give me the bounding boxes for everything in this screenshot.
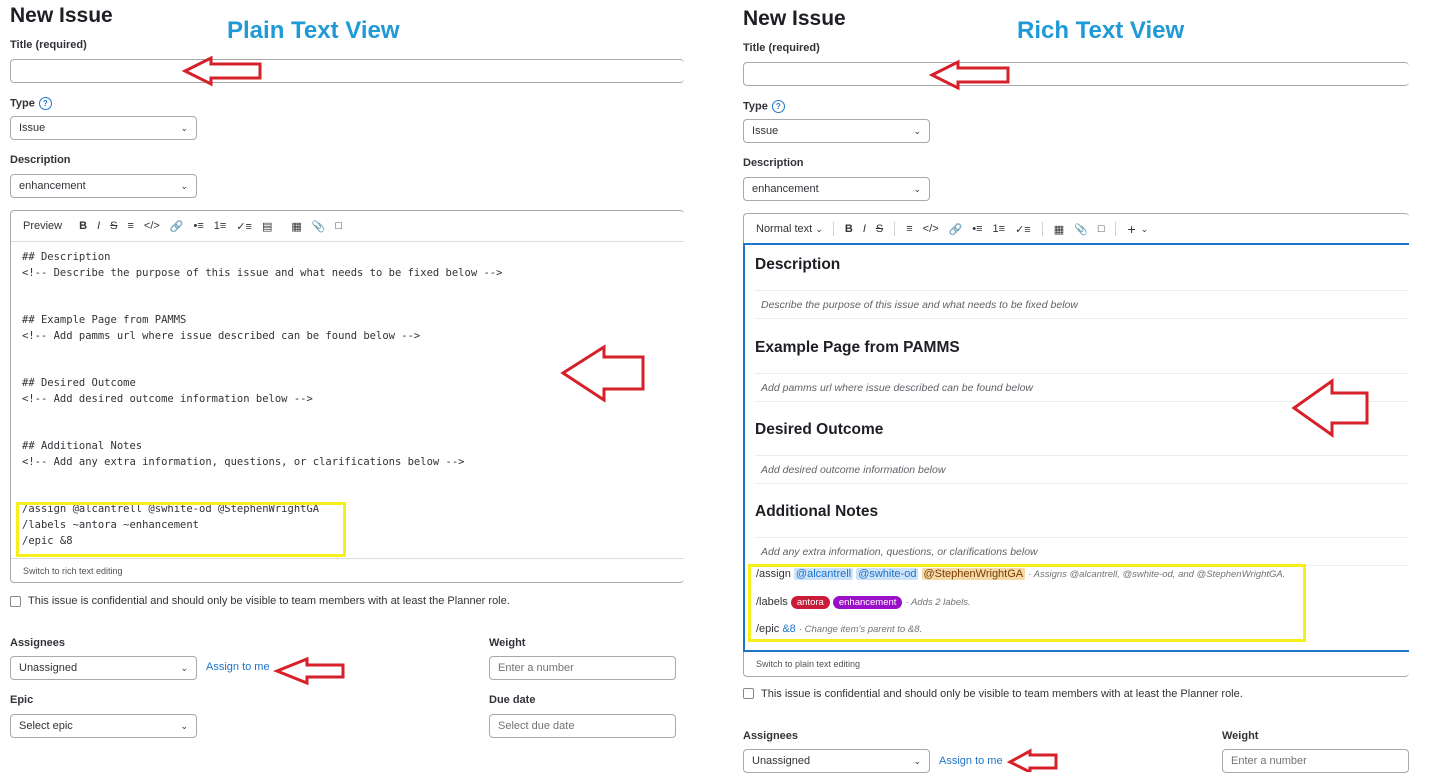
arrow-left-icon — [928, 59, 1010, 91]
arrow-left-icon — [181, 55, 262, 87]
arrow-left-icon — [1291, 378, 1369, 438]
arrow-left-icon — [560, 344, 645, 403]
annotation-arrows — [181, 55, 1369, 772]
arrow-left-icon — [272, 656, 345, 686]
arrow-left-icon — [1006, 748, 1058, 772]
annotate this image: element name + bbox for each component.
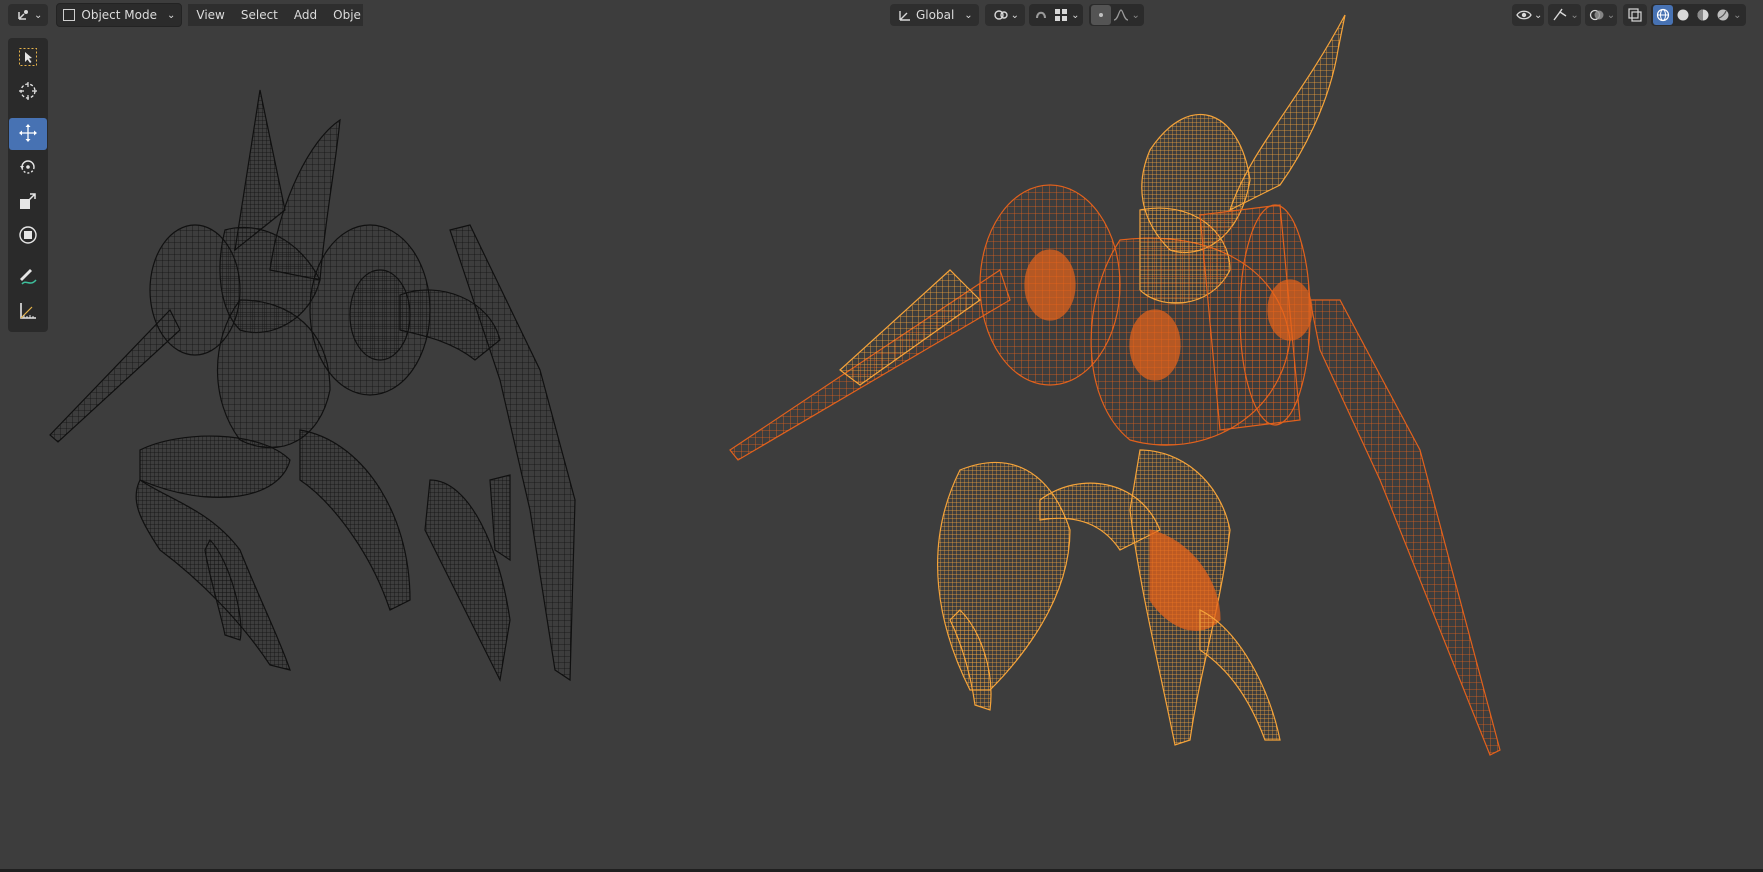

:::::

| Task details |
Can you write out every line of the records again, requests included, with each bounding-box coordinate in the answers scaled by 2.6 and rounded to a whole number, halves rounding up? Leave out the pictures.

| Solution to the problem |
give me the bounding boxes for everything in this screenshot.
arrow-left-icon — [2413, 153, 2626, 237]
arrow-left-icon — [471, 143, 681, 226]
arrow-left-icon — [3357, 983, 3559, 1139]
arrow-left-icon — [1456, 894, 1677, 1048]
annotation-arrows — [471, 143, 3559, 2007]
arrow-left-icon — [707, 1706, 897, 1784]
arrow-left-icon — [2616, 1945, 2751, 2007]
annotate this image: element name + bbox for each component.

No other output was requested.